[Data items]
>>>

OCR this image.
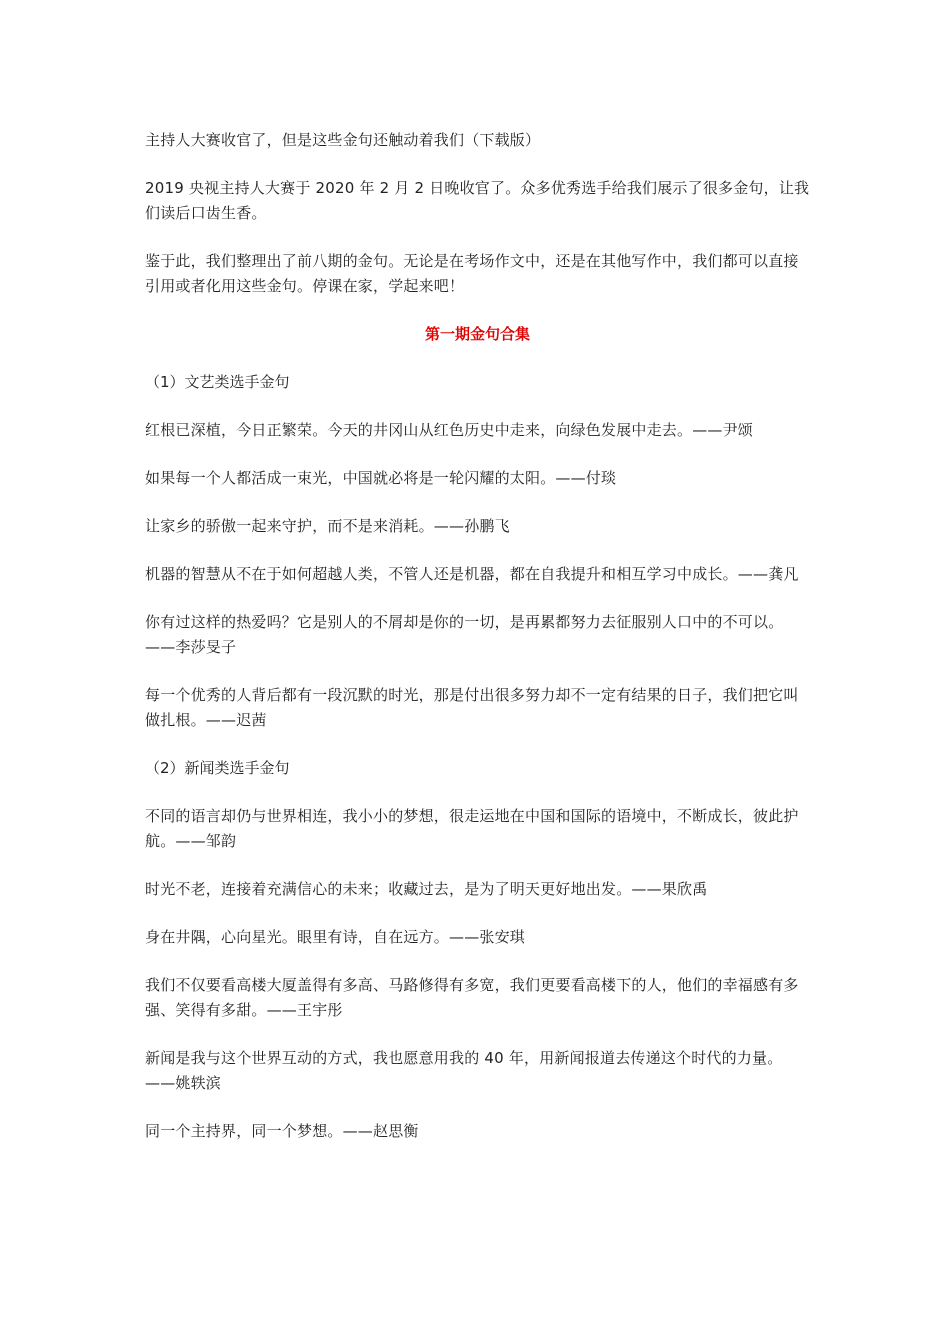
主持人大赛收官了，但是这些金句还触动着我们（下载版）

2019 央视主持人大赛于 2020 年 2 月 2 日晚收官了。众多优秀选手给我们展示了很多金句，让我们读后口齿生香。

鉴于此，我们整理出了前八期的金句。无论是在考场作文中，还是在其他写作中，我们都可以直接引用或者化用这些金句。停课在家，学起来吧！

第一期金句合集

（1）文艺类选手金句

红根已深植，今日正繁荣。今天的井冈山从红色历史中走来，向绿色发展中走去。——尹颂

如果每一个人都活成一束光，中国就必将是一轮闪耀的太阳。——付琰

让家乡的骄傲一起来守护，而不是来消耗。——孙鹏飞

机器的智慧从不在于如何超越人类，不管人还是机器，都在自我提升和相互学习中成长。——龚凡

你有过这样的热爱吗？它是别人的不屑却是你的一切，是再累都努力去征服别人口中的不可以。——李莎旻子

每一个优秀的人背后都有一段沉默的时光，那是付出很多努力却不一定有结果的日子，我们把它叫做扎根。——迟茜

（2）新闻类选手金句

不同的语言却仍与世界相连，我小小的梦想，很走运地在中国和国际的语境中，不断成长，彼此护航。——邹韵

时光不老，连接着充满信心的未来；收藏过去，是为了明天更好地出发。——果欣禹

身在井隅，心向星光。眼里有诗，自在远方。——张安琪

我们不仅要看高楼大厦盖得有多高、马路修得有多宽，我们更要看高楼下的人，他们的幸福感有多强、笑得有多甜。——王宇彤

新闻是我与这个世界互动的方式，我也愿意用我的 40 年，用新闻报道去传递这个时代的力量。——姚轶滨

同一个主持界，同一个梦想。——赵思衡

<<<
>>>

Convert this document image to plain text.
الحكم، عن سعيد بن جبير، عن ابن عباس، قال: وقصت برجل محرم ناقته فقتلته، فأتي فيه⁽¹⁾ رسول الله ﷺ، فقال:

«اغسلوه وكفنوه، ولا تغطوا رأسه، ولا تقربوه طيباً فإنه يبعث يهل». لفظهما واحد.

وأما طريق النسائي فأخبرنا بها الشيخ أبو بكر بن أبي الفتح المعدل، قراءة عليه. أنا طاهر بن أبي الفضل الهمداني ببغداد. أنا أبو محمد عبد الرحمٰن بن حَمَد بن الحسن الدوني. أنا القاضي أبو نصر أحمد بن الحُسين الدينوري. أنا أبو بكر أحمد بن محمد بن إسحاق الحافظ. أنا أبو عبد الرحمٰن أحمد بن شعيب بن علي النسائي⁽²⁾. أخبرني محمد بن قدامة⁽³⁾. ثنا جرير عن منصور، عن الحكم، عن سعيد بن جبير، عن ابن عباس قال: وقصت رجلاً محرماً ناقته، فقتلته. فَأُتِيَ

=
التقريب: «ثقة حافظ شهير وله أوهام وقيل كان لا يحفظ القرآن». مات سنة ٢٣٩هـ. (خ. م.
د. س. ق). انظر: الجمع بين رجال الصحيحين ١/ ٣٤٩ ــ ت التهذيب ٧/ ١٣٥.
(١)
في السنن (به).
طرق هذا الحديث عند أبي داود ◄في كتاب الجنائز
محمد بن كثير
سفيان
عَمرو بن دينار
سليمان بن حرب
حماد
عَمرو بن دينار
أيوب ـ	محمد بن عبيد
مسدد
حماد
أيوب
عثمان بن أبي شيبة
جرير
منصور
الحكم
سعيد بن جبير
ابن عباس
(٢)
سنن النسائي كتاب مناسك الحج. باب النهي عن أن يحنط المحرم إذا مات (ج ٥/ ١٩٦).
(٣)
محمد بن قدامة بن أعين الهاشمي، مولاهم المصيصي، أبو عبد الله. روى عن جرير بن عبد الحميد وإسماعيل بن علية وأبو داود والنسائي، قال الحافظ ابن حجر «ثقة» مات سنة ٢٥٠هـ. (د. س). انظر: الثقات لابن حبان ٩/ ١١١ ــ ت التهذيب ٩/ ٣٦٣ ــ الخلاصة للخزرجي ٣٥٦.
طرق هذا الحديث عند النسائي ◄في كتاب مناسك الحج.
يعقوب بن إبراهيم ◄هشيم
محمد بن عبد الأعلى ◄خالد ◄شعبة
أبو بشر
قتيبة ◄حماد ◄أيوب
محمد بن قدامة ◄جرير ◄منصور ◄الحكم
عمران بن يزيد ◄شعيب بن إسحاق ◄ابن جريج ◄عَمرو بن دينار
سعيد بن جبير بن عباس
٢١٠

<<<

Copy each line of the records above that carries the word "كتاب".

طرق هذا الحديث عند أبي داود ◄في كتاب الجنائز
سنن النسائي كتاب مناسك الحج. باب النهي عن أن يحنط المحرم إذا مات (ج ٥/ ١٩٦).
طرق هذا الحديث عند النسائي ◄في كتاب مناسك الحج.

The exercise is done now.